━━━━━ Given entries

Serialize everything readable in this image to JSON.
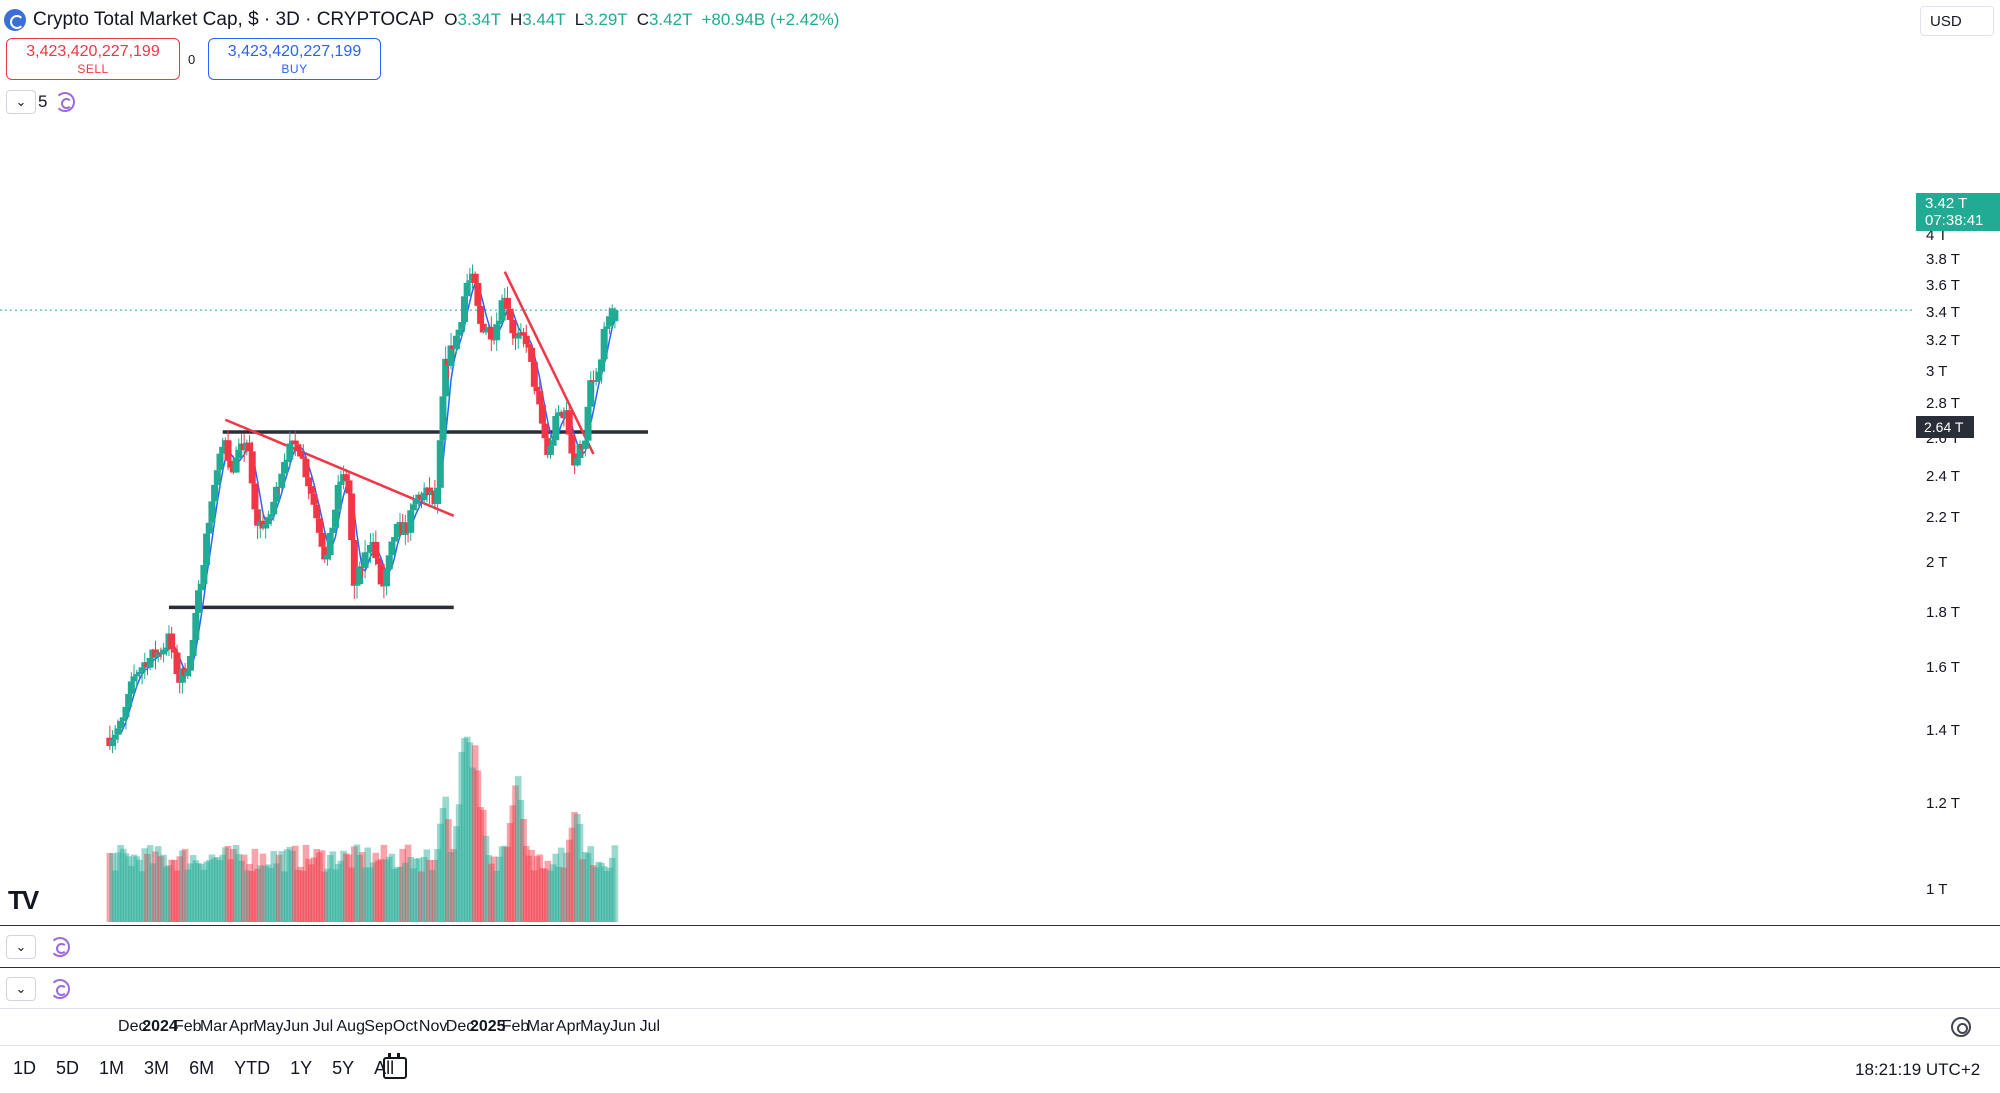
{
  "header": {
    "title": "Crypto Total Market Cap, $ · 3D · CRYPTOCAP",
    "ohlc": [
      {
        "label": "O",
        "value": "3.34T"
      },
      {
        "label": "H",
        "value": "3.44T"
      },
      {
        "label": "L",
        "value": "3.29T"
      },
      {
        "label": "C",
        "value": "3.42T"
      },
      {
        "label": "",
        "value": "+80.94B (+2.42%)"
      }
    ],
    "currency": "USD"
  },
  "trade": {
    "sell_price": "3,423,420,227,199",
    "sell_label": "SELL",
    "spread": "0",
    "buy_price": "3,423,420,227,199",
    "buy_label": "BUY"
  },
  "indicator": {
    "ma_length": "5"
  },
  "price_tag": {
    "price": "3.42 T",
    "countdown": "07:38:41"
  },
  "line_tag": {
    "price": "2.64 T"
  },
  "periods": [
    "1D",
    "5D",
    "1M",
    "3M",
    "6M",
    "YTD",
    "1Y",
    "5Y",
    "All"
  ],
  "clock": "18:21:19 UTC+2",
  "colors": {
    "up": "#22ab94",
    "down": "#f23645",
    "ma": "#2962ff",
    "trendline": "#f23645",
    "level": "#2a2e39"
  },
  "chart_data": {
    "type": "candlestick",
    "symbol": "CRYPTOCAP:TOTAL",
    "interval": "3D",
    "yunit": "T",
    "ylim": [
      0.85,
      4.05
    ],
    "y_ticks": [
      "4 T",
      "3.8 T",
      "3.6 T",
      "3.4 T",
      "3.2 T",
      "3 T",
      "2.8 T",
      "2.6 T",
      "2.4 T",
      "2.2 T",
      "2 T",
      "1.8 T",
      "1.6 T",
      "1.4 T",
      "1.2 T",
      "1 T"
    ],
    "y_tick_values": [
      4.0,
      3.8,
      3.6,
      3.4,
      3.2,
      3.0,
      2.8,
      2.6,
      2.4,
      2.2,
      2.0,
      1.8,
      1.6,
      1.4,
      1.2,
      1.0
    ],
    "x_labels": [
      {
        "text": "Dec",
        "date": "2023-12-01"
      },
      {
        "text": "2024",
        "date": "2024-01-01",
        "bold": true
      },
      {
        "text": "Feb",
        "date": "2024-02-01"
      },
      {
        "text": "Mar",
        "date": "2024-03-01"
      },
      {
        "text": "Apr",
        "date": "2024-04-01"
      },
      {
        "text": "May",
        "date": "2024-05-01"
      },
      {
        "text": "Jun",
        "date": "2024-06-01"
      },
      {
        "text": "Jul",
        "date": "2024-07-01"
      },
      {
        "text": "Aug",
        "date": "2024-08-01"
      },
      {
        "text": "Sep",
        "date": "2024-09-01"
      },
      {
        "text": "Oct",
        "date": "2024-10-01"
      },
      {
        "text": "Nov",
        "date": "2024-11-01"
      },
      {
        "text": "Dec",
        "date": "2024-12-01"
      },
      {
        "text": "2025",
        "date": "2025-01-01",
        "bold": true
      },
      {
        "text": "Feb",
        "date": "2025-02-01"
      },
      {
        "text": "Mar",
        "date": "2025-03-01"
      },
      {
        "text": "Apr",
        "date": "2025-04-01"
      },
      {
        "text": "May",
        "date": "2025-05-01"
      },
      {
        "text": "Jun",
        "date": "2025-06-01"
      },
      {
        "text": "Jul",
        "date": "2025-07-01"
      }
    ],
    "price_keypoints": [
      {
        "date": "2023-11-06",
        "close": 1.38
      },
      {
        "date": "2023-11-20",
        "close": 1.42
      },
      {
        "date": "2023-12-04",
        "close": 1.58
      },
      {
        "date": "2023-12-19",
        "close": 1.63
      },
      {
        "date": "2024-01-02",
        "close": 1.66
      },
      {
        "date": "2024-01-11",
        "close": 1.7
      },
      {
        "date": "2024-01-23",
        "close": 1.56
      },
      {
        "date": "2024-02-05",
        "close": 1.64
      },
      {
        "date": "2024-02-15",
        "close": 1.92
      },
      {
        "date": "2024-02-29",
        "close": 2.32
      },
      {
        "date": "2024-03-14",
        "close": 2.62
      },
      {
        "date": "2024-03-20",
        "close": 2.43
      },
      {
        "date": "2024-04-08",
        "close": 2.6
      },
      {
        "date": "2024-04-17",
        "close": 2.18
      },
      {
        "date": "2024-05-01",
        "close": 2.17
      },
      {
        "date": "2024-05-20",
        "close": 2.52
      },
      {
        "date": "2024-06-04",
        "close": 2.58
      },
      {
        "date": "2024-06-24",
        "close": 2.22
      },
      {
        "date": "2024-07-05",
        "close": 2.0
      },
      {
        "date": "2024-07-20",
        "close": 2.38
      },
      {
        "date": "2024-07-29",
        "close": 2.4
      },
      {
        "date": "2024-08-05",
        "close": 1.88
      },
      {
        "date": "2024-08-24",
        "close": 2.12
      },
      {
        "date": "2024-09-06",
        "close": 1.88
      },
      {
        "date": "2024-09-20",
        "close": 2.14
      },
      {
        "date": "2024-10-04",
        "close": 2.16
      },
      {
        "date": "2024-10-14",
        "close": 2.3
      },
      {
        "date": "2024-10-30",
        "close": 2.32
      },
      {
        "date": "2024-11-05",
        "close": 2.24
      },
      {
        "date": "2024-11-14",
        "close": 3.02
      },
      {
        "date": "2024-12-01",
        "close": 3.3
      },
      {
        "date": "2024-12-08",
        "close": 3.62
      },
      {
        "date": "2024-12-17",
        "close": 3.64
      },
      {
        "date": "2024-12-23",
        "close": 3.32
      },
      {
        "date": "2025-01-08",
        "close": 3.26
      },
      {
        "date": "2025-01-20",
        "close": 3.55
      },
      {
        "date": "2025-02-01",
        "close": 3.2
      },
      {
        "date": "2025-02-13",
        "close": 3.22
      },
      {
        "date": "2025-02-26",
        "close": 2.82
      },
      {
        "date": "2025-03-10",
        "close": 2.5
      },
      {
        "date": "2025-03-20",
        "close": 2.74
      },
      {
        "date": "2025-03-29",
        "close": 2.76
      },
      {
        "date": "2025-04-08",
        "close": 2.47
      },
      {
        "date": "2025-04-20",
        "close": 2.62
      },
      {
        "date": "2025-04-26",
        "close": 2.91
      },
      {
        "date": "2025-05-05",
        "close": 2.95
      },
      {
        "date": "2025-05-11",
        "close": 3.26
      },
      {
        "date": "2025-05-23",
        "close": 3.42
      }
    ],
    "current_price": 3.42,
    "horizontal_levels": [
      {
        "value": 2.64,
        "from": "2024-03-11",
        "to": "2025-06-29"
      },
      {
        "value": 1.82,
        "from": "2024-01-11",
        "to": "2024-11-24"
      }
    ],
    "trendlines": [
      {
        "from": {
          "date": "2024-03-14",
          "value": 2.71
        },
        "to": {
          "date": "2024-11-24",
          "value": 2.21
        }
      },
      {
        "from": {
          "date": "2025-01-20",
          "value": 3.71
        },
        "to": {
          "date": "2025-04-29",
          "value": 2.52
        }
      }
    ],
    "volume_peaks": [
      {
        "date": "2024-11-14",
        "level": 0.6
      },
      {
        "date": "2024-12-08",
        "level": 1.0
      },
      {
        "date": "2024-12-19",
        "level": 0.82
      },
      {
        "date": "2025-02-04",
        "level": 0.75
      },
      {
        "date": "2025-04-08",
        "level": 0.6
      }
    ]
  }
}
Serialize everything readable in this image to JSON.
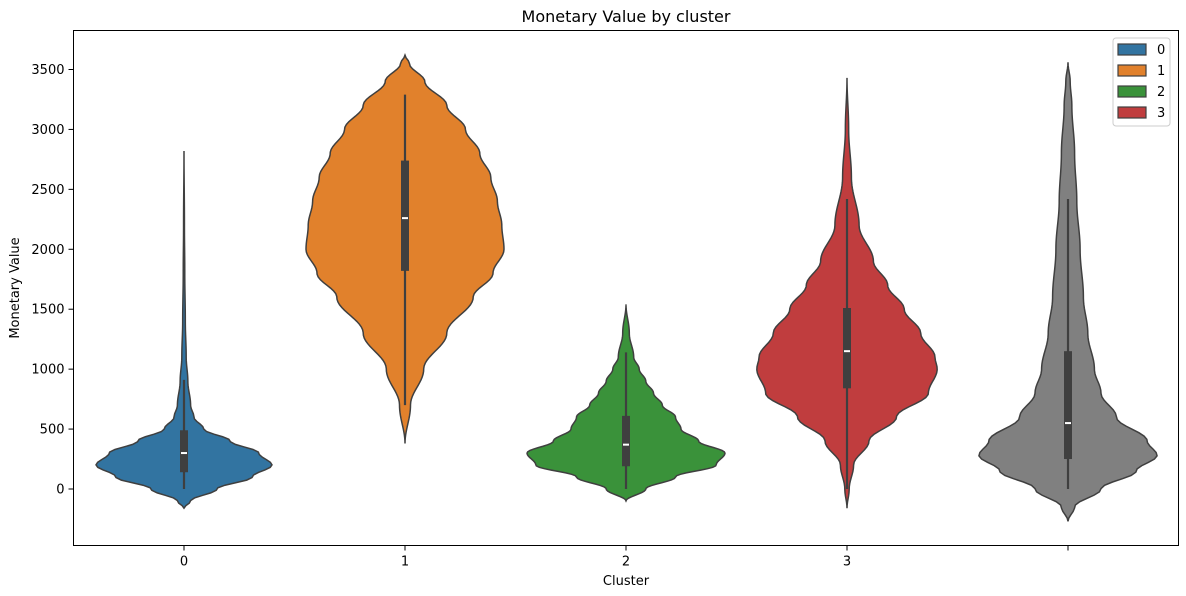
{
  "chart_data": {
    "type": "violin",
    "title": "Monetary Value by cluster",
    "xlabel": "Cluster",
    "ylabel": "Monetary Value",
    "categories": [
      "0",
      "1",
      "2",
      "3",
      ""
    ],
    "ylim": [
      -470,
      3950
    ],
    "yticks": [
      0,
      500,
      1000,
      1500,
      2000,
      2500,
      3000,
      3500
    ],
    "legend": {
      "position": "top-right",
      "entries": [
        {
          "label": "0",
          "color": "#3274a1"
        },
        {
          "label": "1",
          "color": "#e1812c"
        },
        {
          "label": "2",
          "color": "#3a923a"
        },
        {
          "label": "3",
          "color": "#c03d3e"
        }
      ]
    },
    "series": [
      {
        "category": "0",
        "color": "#3274a1",
        "min": 0,
        "q1": 140,
        "median": 300,
        "q3": 490,
        "max": 910,
        "kde_min": -160,
        "kde_max": 2820,
        "density": [
          [
            -160,
            0.0
          ],
          [
            -100,
            0.06
          ],
          [
            0,
            0.3
          ],
          [
            100,
            0.62
          ],
          [
            200,
            0.8
          ],
          [
            300,
            0.68
          ],
          [
            400,
            0.42
          ],
          [
            500,
            0.18
          ],
          [
            600,
            0.09
          ],
          [
            700,
            0.06
          ],
          [
            900,
            0.035
          ],
          [
            1100,
            0.02
          ],
          [
            1400,
            0.012
          ],
          [
            1800,
            0.007
          ],
          [
            2200,
            0.004
          ],
          [
            2820,
            0.0
          ]
        ]
      },
      {
        "category": "1",
        "color": "#e1812c",
        "min": 700,
        "q1": 1820,
        "median": 2260,
        "q3": 2740,
        "max": 3290,
        "kde_min": 380,
        "kde_max": 3620,
        "density": [
          [
            380,
            0.0
          ],
          [
            700,
            0.05
          ],
          [
            1000,
            0.17
          ],
          [
            1300,
            0.38
          ],
          [
            1600,
            0.62
          ],
          [
            1800,
            0.8
          ],
          [
            2000,
            0.9
          ],
          [
            2200,
            0.88
          ],
          [
            2400,
            0.84
          ],
          [
            2600,
            0.78
          ],
          [
            2800,
            0.68
          ],
          [
            3000,
            0.55
          ],
          [
            3200,
            0.38
          ],
          [
            3400,
            0.18
          ],
          [
            3550,
            0.04
          ],
          [
            3620,
            0.0
          ]
        ]
      },
      {
        "category": "2",
        "color": "#3a923a",
        "min": 0,
        "q1": 190,
        "median": 370,
        "q3": 610,
        "max": 1140,
        "kde_min": -100,
        "kde_max": 1540,
        "density": [
          [
            -100,
            0.0
          ],
          [
            0,
            0.18
          ],
          [
            100,
            0.45
          ],
          [
            200,
            0.82
          ],
          [
            300,
            0.9
          ],
          [
            400,
            0.66
          ],
          [
            500,
            0.5
          ],
          [
            600,
            0.45
          ],
          [
            700,
            0.33
          ],
          [
            800,
            0.25
          ],
          [
            900,
            0.18
          ],
          [
            1000,
            0.12
          ],
          [
            1100,
            0.07
          ],
          [
            1300,
            0.03
          ],
          [
            1540,
            0.0
          ]
        ]
      },
      {
        "category": "3",
        "color": "#c03d3e",
        "min": 0,
        "q1": 840,
        "median": 1150,
        "q3": 1510,
        "max": 2420,
        "kde_min": -160,
        "kde_max": 3430,
        "density": [
          [
            -160,
            0.0
          ],
          [
            0,
            0.02
          ],
          [
            200,
            0.06
          ],
          [
            400,
            0.2
          ],
          [
            600,
            0.45
          ],
          [
            800,
            0.74
          ],
          [
            1000,
            0.82
          ],
          [
            1100,
            0.8
          ],
          [
            1300,
            0.67
          ],
          [
            1500,
            0.52
          ],
          [
            1700,
            0.37
          ],
          [
            1900,
            0.24
          ],
          [
            2200,
            0.11
          ],
          [
            2600,
            0.04
          ],
          [
            3000,
            0.015
          ],
          [
            3430,
            0.0
          ]
        ]
      },
      {
        "category": "",
        "color": "#808080",
        "min": 0,
        "q1": 250,
        "median": 550,
        "q3": 1150,
        "max": 2420,
        "kde_min": -270,
        "kde_max": 3560,
        "density": [
          [
            -270,
            0.0
          ],
          [
            -150,
            0.06
          ],
          [
            0,
            0.3
          ],
          [
            150,
            0.62
          ],
          [
            280,
            0.81
          ],
          [
            400,
            0.72
          ],
          [
            600,
            0.44
          ],
          [
            800,
            0.3
          ],
          [
            1000,
            0.24
          ],
          [
            1300,
            0.18
          ],
          [
            1600,
            0.14
          ],
          [
            2000,
            0.11
          ],
          [
            2400,
            0.08
          ],
          [
            2800,
            0.06
          ],
          [
            3200,
            0.035
          ],
          [
            3400,
            0.02
          ],
          [
            3560,
            0.0
          ]
        ]
      }
    ]
  }
}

━━━━━━━━━━

Aim of the task:
Track down every line holding the string "Monetary" and copy it.

Task response:
    "title": "Monetary Value by cluster",
    "ylabel": "Monetary Value",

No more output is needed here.